## Given task
From the records below, pick out and copy each line that contains the string "FREQUENCY". Count a match only when the letter case is identical.

Records from a data collection
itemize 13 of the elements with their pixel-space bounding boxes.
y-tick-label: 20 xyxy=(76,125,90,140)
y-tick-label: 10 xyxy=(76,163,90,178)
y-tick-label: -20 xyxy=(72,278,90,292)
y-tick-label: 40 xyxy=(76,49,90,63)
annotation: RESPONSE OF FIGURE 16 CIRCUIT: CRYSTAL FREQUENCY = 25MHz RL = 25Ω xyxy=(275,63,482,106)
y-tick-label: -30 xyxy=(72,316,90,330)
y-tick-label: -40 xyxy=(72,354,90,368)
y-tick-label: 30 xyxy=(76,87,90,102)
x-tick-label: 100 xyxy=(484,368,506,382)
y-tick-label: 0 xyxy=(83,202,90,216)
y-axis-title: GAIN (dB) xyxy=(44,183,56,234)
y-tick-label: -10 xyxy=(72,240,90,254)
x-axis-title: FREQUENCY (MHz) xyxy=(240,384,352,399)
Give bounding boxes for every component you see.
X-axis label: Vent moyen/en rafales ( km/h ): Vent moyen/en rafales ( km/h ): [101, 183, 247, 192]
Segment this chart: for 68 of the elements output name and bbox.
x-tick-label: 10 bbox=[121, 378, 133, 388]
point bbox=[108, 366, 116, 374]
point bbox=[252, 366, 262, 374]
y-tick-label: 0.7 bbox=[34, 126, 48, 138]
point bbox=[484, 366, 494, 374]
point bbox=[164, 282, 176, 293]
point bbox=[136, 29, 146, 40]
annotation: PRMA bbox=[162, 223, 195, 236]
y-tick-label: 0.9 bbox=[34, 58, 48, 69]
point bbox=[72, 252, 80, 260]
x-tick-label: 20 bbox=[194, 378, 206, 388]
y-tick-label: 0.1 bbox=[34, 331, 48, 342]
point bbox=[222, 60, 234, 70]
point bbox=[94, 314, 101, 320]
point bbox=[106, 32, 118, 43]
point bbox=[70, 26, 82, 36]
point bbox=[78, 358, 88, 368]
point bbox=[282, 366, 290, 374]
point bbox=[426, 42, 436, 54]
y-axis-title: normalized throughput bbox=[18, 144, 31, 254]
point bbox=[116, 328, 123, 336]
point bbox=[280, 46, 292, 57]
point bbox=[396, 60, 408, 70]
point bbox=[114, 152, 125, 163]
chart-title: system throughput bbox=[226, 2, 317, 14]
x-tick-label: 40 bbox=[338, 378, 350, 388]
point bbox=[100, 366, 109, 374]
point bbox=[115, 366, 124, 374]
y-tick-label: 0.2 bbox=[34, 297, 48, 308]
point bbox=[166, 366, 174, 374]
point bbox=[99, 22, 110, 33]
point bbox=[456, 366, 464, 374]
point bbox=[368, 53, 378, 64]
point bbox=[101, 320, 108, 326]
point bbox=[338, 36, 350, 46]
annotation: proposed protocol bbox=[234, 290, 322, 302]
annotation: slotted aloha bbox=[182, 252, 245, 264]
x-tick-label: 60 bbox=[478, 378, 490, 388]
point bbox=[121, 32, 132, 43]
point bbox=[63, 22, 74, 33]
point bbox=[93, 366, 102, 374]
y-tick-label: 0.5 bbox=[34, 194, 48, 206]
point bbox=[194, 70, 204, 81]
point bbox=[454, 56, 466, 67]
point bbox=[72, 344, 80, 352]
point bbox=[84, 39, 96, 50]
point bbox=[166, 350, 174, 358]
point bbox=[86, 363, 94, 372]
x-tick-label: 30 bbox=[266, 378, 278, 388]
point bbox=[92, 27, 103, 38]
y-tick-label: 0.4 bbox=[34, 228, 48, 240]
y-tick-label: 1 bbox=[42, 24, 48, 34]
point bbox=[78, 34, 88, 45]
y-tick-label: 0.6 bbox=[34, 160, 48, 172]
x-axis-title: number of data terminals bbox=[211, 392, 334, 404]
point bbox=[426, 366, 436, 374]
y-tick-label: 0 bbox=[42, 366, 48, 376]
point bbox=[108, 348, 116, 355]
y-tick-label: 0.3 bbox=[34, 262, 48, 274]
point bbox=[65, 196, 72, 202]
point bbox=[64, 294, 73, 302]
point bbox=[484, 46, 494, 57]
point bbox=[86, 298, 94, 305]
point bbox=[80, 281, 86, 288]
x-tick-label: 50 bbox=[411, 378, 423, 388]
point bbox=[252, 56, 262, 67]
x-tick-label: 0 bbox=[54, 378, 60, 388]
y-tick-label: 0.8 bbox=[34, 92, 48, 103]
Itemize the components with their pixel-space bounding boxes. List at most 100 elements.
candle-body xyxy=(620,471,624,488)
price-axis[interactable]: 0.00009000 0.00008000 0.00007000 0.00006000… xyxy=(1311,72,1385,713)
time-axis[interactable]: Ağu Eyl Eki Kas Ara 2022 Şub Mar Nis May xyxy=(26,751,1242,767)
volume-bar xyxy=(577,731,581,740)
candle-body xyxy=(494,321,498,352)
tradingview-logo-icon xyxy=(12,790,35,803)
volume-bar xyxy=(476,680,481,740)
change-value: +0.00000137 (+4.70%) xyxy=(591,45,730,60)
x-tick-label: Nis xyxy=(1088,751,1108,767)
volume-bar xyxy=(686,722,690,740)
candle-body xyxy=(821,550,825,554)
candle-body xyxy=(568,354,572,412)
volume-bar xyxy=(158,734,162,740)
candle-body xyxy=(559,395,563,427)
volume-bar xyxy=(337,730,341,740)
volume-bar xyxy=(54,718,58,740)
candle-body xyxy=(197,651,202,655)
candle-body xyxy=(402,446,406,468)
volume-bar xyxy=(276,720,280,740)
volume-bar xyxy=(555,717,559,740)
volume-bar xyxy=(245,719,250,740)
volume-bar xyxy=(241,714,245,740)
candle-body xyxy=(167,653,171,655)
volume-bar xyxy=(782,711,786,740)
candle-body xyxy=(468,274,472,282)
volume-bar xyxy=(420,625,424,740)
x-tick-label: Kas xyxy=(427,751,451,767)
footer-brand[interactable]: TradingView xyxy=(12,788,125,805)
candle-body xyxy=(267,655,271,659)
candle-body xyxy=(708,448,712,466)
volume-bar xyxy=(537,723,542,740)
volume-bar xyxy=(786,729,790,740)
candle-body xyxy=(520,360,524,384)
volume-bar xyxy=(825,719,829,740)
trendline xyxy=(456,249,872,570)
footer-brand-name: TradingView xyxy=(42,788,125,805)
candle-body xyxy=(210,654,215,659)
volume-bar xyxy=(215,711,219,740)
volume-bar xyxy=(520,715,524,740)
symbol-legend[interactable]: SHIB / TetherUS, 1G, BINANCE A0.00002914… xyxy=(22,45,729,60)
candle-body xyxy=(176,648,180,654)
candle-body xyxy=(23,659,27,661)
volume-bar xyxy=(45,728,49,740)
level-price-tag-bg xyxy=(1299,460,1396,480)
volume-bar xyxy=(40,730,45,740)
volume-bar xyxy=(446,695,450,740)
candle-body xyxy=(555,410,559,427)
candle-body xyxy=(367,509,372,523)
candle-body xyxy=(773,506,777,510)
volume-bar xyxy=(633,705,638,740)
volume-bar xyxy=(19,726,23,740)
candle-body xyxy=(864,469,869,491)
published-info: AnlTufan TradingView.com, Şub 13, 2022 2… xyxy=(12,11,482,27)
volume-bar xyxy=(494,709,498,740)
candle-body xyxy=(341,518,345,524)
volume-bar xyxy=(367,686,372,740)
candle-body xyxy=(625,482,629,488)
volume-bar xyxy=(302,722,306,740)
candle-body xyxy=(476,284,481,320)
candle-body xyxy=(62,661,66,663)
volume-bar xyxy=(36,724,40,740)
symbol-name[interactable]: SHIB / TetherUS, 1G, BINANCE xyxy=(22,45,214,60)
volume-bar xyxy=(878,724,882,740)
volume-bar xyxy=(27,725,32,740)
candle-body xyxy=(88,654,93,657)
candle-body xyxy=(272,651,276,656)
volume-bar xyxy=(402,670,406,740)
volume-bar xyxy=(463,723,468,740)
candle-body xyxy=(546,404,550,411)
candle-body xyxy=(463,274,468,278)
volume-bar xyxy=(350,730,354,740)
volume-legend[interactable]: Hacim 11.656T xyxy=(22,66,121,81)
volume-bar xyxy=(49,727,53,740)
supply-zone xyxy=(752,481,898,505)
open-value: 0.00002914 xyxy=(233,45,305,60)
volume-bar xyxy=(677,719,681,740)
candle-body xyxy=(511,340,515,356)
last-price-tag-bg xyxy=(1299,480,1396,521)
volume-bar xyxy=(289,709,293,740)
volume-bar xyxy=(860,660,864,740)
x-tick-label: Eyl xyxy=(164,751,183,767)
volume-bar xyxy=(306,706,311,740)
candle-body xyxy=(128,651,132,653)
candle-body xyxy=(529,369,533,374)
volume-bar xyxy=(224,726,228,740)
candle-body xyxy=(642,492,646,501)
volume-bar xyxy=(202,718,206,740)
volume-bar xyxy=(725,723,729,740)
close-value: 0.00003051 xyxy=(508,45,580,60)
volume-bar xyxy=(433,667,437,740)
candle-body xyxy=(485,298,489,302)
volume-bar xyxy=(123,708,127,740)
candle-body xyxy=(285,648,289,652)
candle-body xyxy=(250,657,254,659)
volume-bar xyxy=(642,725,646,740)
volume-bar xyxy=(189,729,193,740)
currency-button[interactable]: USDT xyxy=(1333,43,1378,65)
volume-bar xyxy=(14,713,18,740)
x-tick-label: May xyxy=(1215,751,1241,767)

## Written response
annotation: RESPONSE OF FIGURE 16 CIRCUIT: CRYSTAL FREQUENCY = 25MHz RL = 25Ω xyxy=(275,63,482,106)
x-axis-title: FREQUENCY (MHz) xyxy=(240,384,352,399)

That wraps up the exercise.